> _Activity list_
[1] In the court opinion excerpt, what are jurors presumed to do?
[2] From the court opinion excerpt, extract the passage starting at "Importantly, however, Williams’s" and ending at "alleged by Meridyth.".

> _Extract provided_
Nonetheless, the district court was correct to acknowledge that left unchecked, Williams’s statement also could have led to a mistaken inference that Meridyth was threatening Williams’s life. Though Meridyth’s brief perhaps overstates the horror ordinary citizens sitting on a jury might feel about drug dealers threatening each others’ lives, it is also true that such an inference might lead some jurors to consider evidence and crimes outside the record.

18

Importantly, however, Williams’s statement was not left unchecked. As detailed above, the district court took great pains to instruct the jury not to infer that Meridyth (or his co-defendant) had threatened Williams. Jurors are presumed to follow their instructions, see Weeks v. Angelone, 528 U.S. 225, 234, 120 S.Ct. 727, 145 L.Ed.2d 727 (2000), and doing so in this case would preclude the improper inference alleged by Meridyth.

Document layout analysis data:
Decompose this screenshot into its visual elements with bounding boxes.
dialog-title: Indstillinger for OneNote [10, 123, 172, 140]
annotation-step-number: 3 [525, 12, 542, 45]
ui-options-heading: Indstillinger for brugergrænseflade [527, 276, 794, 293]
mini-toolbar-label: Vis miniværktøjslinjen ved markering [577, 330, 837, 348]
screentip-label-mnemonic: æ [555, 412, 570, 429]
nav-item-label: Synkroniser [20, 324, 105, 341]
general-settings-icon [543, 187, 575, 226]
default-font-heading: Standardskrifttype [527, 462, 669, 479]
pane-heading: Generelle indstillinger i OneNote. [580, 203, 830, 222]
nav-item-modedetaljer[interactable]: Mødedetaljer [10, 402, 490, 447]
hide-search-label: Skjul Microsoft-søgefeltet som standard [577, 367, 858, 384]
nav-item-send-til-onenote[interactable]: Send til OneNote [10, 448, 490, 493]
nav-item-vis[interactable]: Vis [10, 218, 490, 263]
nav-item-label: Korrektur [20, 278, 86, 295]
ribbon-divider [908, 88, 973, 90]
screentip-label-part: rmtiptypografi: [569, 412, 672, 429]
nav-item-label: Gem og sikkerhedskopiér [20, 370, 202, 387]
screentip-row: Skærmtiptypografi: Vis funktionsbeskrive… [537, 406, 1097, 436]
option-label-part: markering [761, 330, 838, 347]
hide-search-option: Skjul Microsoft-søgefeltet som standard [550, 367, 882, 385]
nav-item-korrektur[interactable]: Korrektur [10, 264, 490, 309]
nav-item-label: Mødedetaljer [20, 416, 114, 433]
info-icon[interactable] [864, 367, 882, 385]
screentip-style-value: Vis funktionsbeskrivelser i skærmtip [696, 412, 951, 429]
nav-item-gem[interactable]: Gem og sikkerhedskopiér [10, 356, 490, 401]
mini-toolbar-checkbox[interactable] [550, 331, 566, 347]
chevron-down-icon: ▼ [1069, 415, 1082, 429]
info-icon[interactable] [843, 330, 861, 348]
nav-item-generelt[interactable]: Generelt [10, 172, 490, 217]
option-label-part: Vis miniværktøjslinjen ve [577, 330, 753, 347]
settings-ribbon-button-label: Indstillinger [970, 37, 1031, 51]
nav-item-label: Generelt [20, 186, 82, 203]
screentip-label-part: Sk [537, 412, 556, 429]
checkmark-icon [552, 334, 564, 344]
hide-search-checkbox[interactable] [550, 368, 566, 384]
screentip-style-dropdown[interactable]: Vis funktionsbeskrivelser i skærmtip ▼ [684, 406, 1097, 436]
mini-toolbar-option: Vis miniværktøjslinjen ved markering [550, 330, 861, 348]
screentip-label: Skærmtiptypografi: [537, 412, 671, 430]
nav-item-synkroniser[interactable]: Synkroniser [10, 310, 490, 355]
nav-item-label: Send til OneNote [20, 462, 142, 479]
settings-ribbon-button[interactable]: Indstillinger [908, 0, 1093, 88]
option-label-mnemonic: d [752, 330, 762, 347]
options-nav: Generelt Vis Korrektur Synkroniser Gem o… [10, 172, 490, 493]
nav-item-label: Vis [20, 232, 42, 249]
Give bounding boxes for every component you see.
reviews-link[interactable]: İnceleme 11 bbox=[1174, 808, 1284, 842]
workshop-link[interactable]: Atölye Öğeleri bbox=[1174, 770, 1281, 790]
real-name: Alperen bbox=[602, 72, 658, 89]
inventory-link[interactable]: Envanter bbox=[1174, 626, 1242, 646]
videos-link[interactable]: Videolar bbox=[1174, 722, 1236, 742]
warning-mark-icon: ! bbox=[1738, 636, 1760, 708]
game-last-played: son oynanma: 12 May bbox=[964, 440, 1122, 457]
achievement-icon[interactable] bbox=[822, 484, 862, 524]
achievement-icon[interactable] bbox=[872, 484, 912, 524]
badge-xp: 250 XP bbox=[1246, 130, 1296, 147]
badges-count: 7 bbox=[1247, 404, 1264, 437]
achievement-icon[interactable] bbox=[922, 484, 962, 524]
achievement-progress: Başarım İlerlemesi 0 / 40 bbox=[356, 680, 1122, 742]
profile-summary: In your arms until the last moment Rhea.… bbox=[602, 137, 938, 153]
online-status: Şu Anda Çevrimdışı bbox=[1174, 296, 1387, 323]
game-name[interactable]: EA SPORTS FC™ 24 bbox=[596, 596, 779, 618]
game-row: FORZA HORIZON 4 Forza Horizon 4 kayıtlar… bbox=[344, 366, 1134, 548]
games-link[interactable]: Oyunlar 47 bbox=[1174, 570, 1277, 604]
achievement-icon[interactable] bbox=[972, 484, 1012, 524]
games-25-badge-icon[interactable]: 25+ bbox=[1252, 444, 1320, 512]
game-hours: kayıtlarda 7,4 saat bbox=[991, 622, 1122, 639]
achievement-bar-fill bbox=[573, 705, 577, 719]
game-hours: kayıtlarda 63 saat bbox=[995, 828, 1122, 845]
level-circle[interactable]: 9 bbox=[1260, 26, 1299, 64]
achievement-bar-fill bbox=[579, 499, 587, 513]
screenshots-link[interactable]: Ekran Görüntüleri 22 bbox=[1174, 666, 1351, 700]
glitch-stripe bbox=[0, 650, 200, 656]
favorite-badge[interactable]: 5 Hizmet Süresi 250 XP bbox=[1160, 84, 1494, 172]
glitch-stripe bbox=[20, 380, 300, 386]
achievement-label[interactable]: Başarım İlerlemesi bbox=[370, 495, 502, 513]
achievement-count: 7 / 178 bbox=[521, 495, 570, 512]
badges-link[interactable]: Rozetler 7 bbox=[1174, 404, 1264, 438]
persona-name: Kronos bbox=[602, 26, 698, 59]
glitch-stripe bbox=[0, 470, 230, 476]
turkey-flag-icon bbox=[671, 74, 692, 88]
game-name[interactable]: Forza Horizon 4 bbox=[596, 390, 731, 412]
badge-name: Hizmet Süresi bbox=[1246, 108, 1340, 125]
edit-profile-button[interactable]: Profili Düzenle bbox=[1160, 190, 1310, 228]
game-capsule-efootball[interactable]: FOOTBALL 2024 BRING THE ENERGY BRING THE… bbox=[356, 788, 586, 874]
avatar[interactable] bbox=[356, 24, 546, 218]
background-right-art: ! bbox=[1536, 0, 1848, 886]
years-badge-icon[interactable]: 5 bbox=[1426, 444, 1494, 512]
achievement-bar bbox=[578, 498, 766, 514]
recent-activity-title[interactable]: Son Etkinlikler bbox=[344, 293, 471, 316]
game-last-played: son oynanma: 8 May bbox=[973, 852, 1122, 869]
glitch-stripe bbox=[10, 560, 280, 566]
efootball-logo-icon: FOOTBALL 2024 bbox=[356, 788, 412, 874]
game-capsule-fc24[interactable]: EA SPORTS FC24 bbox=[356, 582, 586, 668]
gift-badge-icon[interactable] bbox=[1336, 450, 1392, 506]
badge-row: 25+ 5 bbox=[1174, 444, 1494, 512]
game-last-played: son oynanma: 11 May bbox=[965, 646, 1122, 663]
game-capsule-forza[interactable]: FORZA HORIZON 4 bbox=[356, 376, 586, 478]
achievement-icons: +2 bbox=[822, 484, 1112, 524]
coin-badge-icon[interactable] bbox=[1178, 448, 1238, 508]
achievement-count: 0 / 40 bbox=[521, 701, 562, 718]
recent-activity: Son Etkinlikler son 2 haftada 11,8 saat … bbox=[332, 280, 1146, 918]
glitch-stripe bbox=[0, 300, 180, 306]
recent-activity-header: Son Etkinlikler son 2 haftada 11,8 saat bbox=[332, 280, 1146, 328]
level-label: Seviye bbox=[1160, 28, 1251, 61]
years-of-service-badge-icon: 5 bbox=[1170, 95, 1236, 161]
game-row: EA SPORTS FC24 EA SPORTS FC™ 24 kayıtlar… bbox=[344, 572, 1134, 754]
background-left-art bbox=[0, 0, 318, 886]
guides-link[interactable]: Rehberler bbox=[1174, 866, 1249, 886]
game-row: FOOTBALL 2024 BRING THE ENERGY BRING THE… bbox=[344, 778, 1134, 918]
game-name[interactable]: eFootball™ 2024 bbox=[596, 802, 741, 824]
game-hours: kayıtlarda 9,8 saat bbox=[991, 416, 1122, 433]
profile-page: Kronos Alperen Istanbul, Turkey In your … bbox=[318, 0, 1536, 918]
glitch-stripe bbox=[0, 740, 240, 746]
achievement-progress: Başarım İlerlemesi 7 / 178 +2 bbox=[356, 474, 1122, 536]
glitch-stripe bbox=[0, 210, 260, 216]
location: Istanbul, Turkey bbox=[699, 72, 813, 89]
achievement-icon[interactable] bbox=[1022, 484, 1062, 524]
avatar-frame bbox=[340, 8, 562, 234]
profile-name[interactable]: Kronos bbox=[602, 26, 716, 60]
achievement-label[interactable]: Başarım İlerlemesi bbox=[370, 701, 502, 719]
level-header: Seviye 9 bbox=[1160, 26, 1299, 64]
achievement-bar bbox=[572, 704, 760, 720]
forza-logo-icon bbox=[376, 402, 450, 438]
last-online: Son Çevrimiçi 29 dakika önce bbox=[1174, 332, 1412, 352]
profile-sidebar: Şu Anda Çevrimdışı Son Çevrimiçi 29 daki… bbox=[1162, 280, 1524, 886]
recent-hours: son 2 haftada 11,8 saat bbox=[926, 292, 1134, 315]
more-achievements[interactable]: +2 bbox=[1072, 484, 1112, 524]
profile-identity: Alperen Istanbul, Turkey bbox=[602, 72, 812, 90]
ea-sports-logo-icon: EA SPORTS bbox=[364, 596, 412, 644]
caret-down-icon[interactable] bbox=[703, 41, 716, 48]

> _Solutions to the tasks_
[1] Follow their instructions.

[2]
Importantly, however, Williams’s statement was not left unchecked. As detailed above, the district court took great pains to instruct the jury not to infer that Meridyth (or his co-defendant) had threatened Williams. Jurors are presumed to follow their instructions, see Weeks v. Angelone, 528 U.S. 225, 234, 120 S.Ct. 727, 145 L.Ed.2d 727 (2000), and doing so in this case would preclude the improper inference alleged by Meridyth.